+++ Records to process

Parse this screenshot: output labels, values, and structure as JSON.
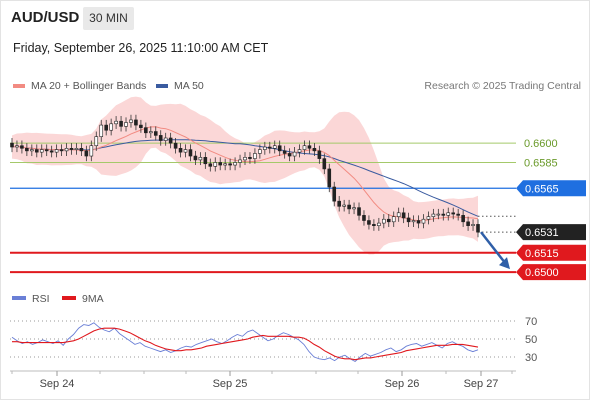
{
  "header": {
    "symbol": "AUD/USD",
    "timeframe": "30 MIN",
    "timestamp": "Friday, September 26, 2025 11:10:00 AM CET"
  },
  "legend": {
    "ma20": "MA 20 + Bollinger Bands",
    "ma50": "MA 50",
    "research": "Research © 2025 Trading Central",
    "colors": {
      "ma20": "#f28b82",
      "ma50": "#3a5ba0",
      "bands": "#f9c9c9"
    }
  },
  "chart_data": [
    {
      "type": "candlestick",
      "title": "AUD/USD 30 MIN",
      "ylim": [
        0.649,
        0.6635
      ],
      "x_ticks": [
        "Sep 24",
        "Sep 25",
        "Sep 26",
        "Sep 27"
      ],
      "candles_close": [
        0.6597,
        0.6598,
        0.6596,
        0.6594,
        0.6595,
        0.6593,
        0.6595,
        0.6594,
        0.6593,
        0.6595,
        0.6594,
        0.6596,
        0.6595,
        0.6596,
        0.6594,
        0.659,
        0.6598,
        0.6605,
        0.6614,
        0.661,
        0.6615,
        0.6617,
        0.6613,
        0.6616,
        0.6618,
        0.6614,
        0.6612,
        0.6608,
        0.6609,
        0.6606,
        0.6602,
        0.6604,
        0.66,
        0.6596,
        0.6593,
        0.6595,
        0.659,
        0.6587,
        0.6589,
        0.6584,
        0.6582,
        0.6585,
        0.6583,
        0.6584,
        0.6583,
        0.6585,
        0.6587,
        0.6589,
        0.6588,
        0.6592,
        0.6595,
        0.6597,
        0.6596,
        0.6598,
        0.6594,
        0.6592,
        0.659,
        0.6593,
        0.6595,
        0.6598,
        0.6596,
        0.6594,
        0.6588,
        0.658,
        0.6566,
        0.6555,
        0.6551,
        0.6552,
        0.6549,
        0.655,
        0.6544,
        0.654,
        0.6537,
        0.6536,
        0.6538,
        0.6541,
        0.6539,
        0.6543,
        0.6546,
        0.6542,
        0.6539,
        0.654,
        0.6538,
        0.6541,
        0.6543,
        0.6545,
        0.6545,
        0.6544,
        0.6546,
        0.6545,
        0.6544,
        0.6539,
        0.6536,
        0.6537,
        0.6531
      ],
      "levels": [
        {
          "value": 0.66,
          "label": "0.6600",
          "color": "#a4c96a",
          "kind": "resistance"
        },
        {
          "value": 0.6585,
          "label": "0.6585",
          "color": "#a4c96a",
          "kind": "resistance"
        },
        {
          "value": 0.6565,
          "label": "0.6565",
          "color": "#1f6fe0",
          "kind": "pivot"
        },
        {
          "value": 0.6531,
          "label": "0.6531",
          "color": "#222222",
          "kind": "last"
        },
        {
          "value": 0.6515,
          "label": "0.6515",
          "color": "#e0191e",
          "kind": "support"
        },
        {
          "value": 0.65,
          "label": "0.6500",
          "color": "#e0191e",
          "kind": "support"
        }
      ],
      "ma50_label": "MA 50",
      "ma20_label": "MA 20 + Bollinger Bands",
      "forecast": {
        "direction": "down",
        "from": 0.6531,
        "to": 0.65,
        "color": "#2f5fa8"
      }
    },
    {
      "type": "line",
      "title": "RSI",
      "legend": [
        "RSI",
        "9MA"
      ],
      "ylim": [
        20,
        80
      ],
      "y_ticks": [
        70,
        50,
        30
      ],
      "series": [
        {
          "name": "RSI",
          "color": "#6a7fd6",
          "values": [
            52,
            48,
            45,
            47,
            44,
            46,
            49,
            47,
            45,
            48,
            43,
            50,
            55,
            62,
            66,
            65,
            68,
            63,
            60,
            58,
            62,
            56,
            52,
            48,
            44,
            46,
            42,
            40,
            38,
            36,
            38,
            35,
            37,
            40,
            42,
            41,
            44,
            46,
            48,
            50,
            47,
            45,
            48,
            52,
            55,
            53,
            58,
            60,
            56,
            52,
            48,
            50,
            54,
            57,
            55,
            52,
            49,
            44,
            36,
            30,
            28,
            27,
            29,
            26,
            30,
            32,
            28,
            25,
            30,
            34,
            31,
            33,
            35,
            38,
            40,
            36,
            38,
            42,
            44,
            45,
            42,
            44,
            46,
            43,
            40,
            45,
            47,
            44,
            42,
            38,
            36,
            38
          ]
        },
        {
          "name": "9MA",
          "color": "#e0191e",
          "values": [
            47,
            47,
            46,
            46,
            46,
            46,
            46,
            46,
            46,
            46,
            46,
            47,
            48,
            50,
            53,
            56,
            59,
            61,
            62,
            62,
            62,
            61,
            59,
            57,
            54,
            51,
            48,
            46,
            43,
            41,
            39,
            38,
            37,
            37,
            38,
            38,
            39,
            40,
            42,
            43,
            44,
            45,
            46,
            47,
            48,
            49,
            50,
            52,
            53,
            54,
            53,
            53,
            53,
            53,
            53,
            52,
            52,
            51,
            48,
            44,
            41,
            37,
            34,
            31,
            29,
            28,
            28,
            27,
            28,
            29,
            29,
            30,
            31,
            32,
            33,
            34,
            35,
            37,
            38,
            39,
            40,
            41,
            42,
            43,
            43,
            43,
            44,
            44,
            44,
            43,
            42,
            41
          ]
        }
      ],
      "x_ticks": [
        "Sep 24",
        "Sep 25",
        "Sep 26",
        "Sep 27"
      ]
    }
  ]
}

++++++

• Aim
Without the pictures, restate each entry exactly.

• Exercise output
Parse this screenshot: output labels, values, and structure as JSON.
{
  "header": {
    "symbol": "AUD/USD",
    "timeframe": "30 MIN",
    "timestamp": "Friday, September 26, 2025 11:10:00 AM CET"
  },
  "legend": {
    "ma20": "MA 20 + Bollinger Bands",
    "ma50": "MA 50",
    "research": "Research © 2025 Trading Central",
    "colors": {
      "ma20": "#f28b82",
      "ma50": "#3a5ba0",
      "bands": "#f9c9c9"
    }
  },
  "chart_data": [
    {
      "type": "candlestick",
      "title": "AUD/USD 30 MIN",
      "ylim": [
        0.649,
        0.6635
      ],
      "x_ticks": [
        "Sep 24",
        "Sep 25",
        "Sep 26",
        "Sep 27"
      ],
      "candles_close": [
        0.6597,
        0.6598,
        0.6596,
        0.6594,
        0.6595,
        0.6593,
        0.6595,
        0.6594,
        0.6593,
        0.6595,
        0.6594,
        0.6596,
        0.6595,
        0.6596,
        0.6594,
        0.659,
        0.6598,
        0.6605,
        0.6614,
        0.661,
        0.6615,
        0.6617,
        0.6613,
        0.6616,
        0.6618,
        0.6614,
        0.6612,
        0.6608,
        0.6609,
        0.6606,
        0.6602,
        0.6604,
        0.66,
        0.6596,
        0.6593,
        0.6595,
        0.659,
        0.6587,
        0.6589,
        0.6584,
        0.6582,
        0.6585,
        0.6583,
        0.6584,
        0.6583,
        0.6585,
        0.6587,
        0.6589,
        0.6588,
        0.6592,
        0.6595,
        0.6597,
        0.6596,
        0.6598,
        0.6594,
        0.6592,
        0.659,
        0.6593,
        0.6595,
        0.6598,
        0.6596,
        0.6594,
        0.6588,
        0.658,
        0.6566,
        0.6555,
        0.6551,
        0.6552,
        0.6549,
        0.655,
        0.6544,
        0.654,
        0.6537,
        0.6536,
        0.6538,
        0.6541,
        0.6539,
        0.6543,
        0.6546,
        0.6542,
        0.6539,
        0.654,
        0.6538,
        0.6541,
        0.6543,
        0.6545,
        0.6545,
        0.6544,
        0.6546,
        0.6545,
        0.6544,
        0.6539,
        0.6536,
        0.6537,
        0.6531
      ],
      "levels": [
        {
          "value": 0.66,
          "label": "0.6600",
          "color": "#a4c96a",
          "kind": "resistance"
        },
        {
          "value": 0.6585,
          "label": "0.6585",
          "color": "#a4c96a",
          "kind": "resistance"
        },
        {
          "value": 0.6565,
          "label": "0.6565",
          "color": "#1f6fe0",
          "kind": "pivot"
        },
        {
          "value": 0.6531,
          "label": "0.6531",
          "color": "#222222",
          "kind": "last"
        },
        {
          "value": 0.6515,
          "label": "0.6515",
          "color": "#e0191e",
          "kind": "support"
        },
        {
          "value": 0.65,
          "label": "0.6500",
          "color": "#e0191e",
          "kind": "support"
        }
      ],
      "ma50_label": "MA 50",
      "ma20_label": "MA 20 + Bollinger Bands",
      "forecast": {
        "direction": "down",
        "from": 0.6531,
        "to": 0.65,
        "color": "#2f5fa8"
      }
    },
    {
      "type": "line",
      "title": "RSI",
      "legend": [
        "RSI",
        "9MA"
      ],
      "ylim": [
        20,
        80
      ],
      "y_ticks": [
        70,
        50,
        30
      ],
      "series": [
        {
          "name": "RSI",
          "color": "#6a7fd6",
          "values": [
            52,
            48,
            45,
            47,
            44,
            46,
            49,
            47,
            45,
            48,
            43,
            50,
            55,
            62,
            66,
            65,
            68,
            63,
            60,
            58,
            62,
            56,
            52,
            48,
            44,
            46,
            42,
            40,
            38,
            36,
            38,
            35,
            37,
            40,
            42,
            41,
            44,
            46,
            48,
            50,
            47,
            45,
            48,
            52,
            55,
            53,
            58,
            60,
            56,
            52,
            48,
            50,
            54,
            57,
            55,
            52,
            49,
            44,
            36,
            30,
            28,
            27,
            29,
            26,
            30,
            32,
            28,
            25,
            30,
            34,
            31,
            33,
            35,
            38,
            40,
            36,
            38,
            42,
            44,
            45,
            42,
            44,
            46,
            43,
            40,
            45,
            47,
            44,
            42,
            38,
            36,
            38
          ]
        },
        {
          "name": "9MA",
          "color": "#e0191e",
          "values": [
            47,
            47,
            46,
            46,
            46,
            46,
            46,
            46,
            46,
            46,
            46,
            47,
            48,
            50,
            53,
            56,
            59,
            61,
            62,
            62,
            62,
            61,
            59,
            57,
            54,
            51,
            48,
            46,
            43,
            41,
            39,
            38,
            37,
            37,
            38,
            38,
            39,
            40,
            42,
            43,
            44,
            45,
            46,
            47,
            48,
            49,
            50,
            52,
            53,
            54,
            53,
            53,
            53,
            53,
            53,
            52,
            52,
            51,
            48,
            44,
            41,
            37,
            34,
            31,
            29,
            28,
            28,
            27,
            28,
            29,
            29,
            30,
            31,
            32,
            33,
            34,
            35,
            37,
            38,
            39,
            40,
            41,
            42,
            43,
            43,
            43,
            44,
            44,
            44,
            43,
            42,
            41
          ]
        }
      ],
      "x_ticks": [
        "Sep 24",
        "Sep 25",
        "Sep 26",
        "Sep 27"
      ]
    }
  ]
}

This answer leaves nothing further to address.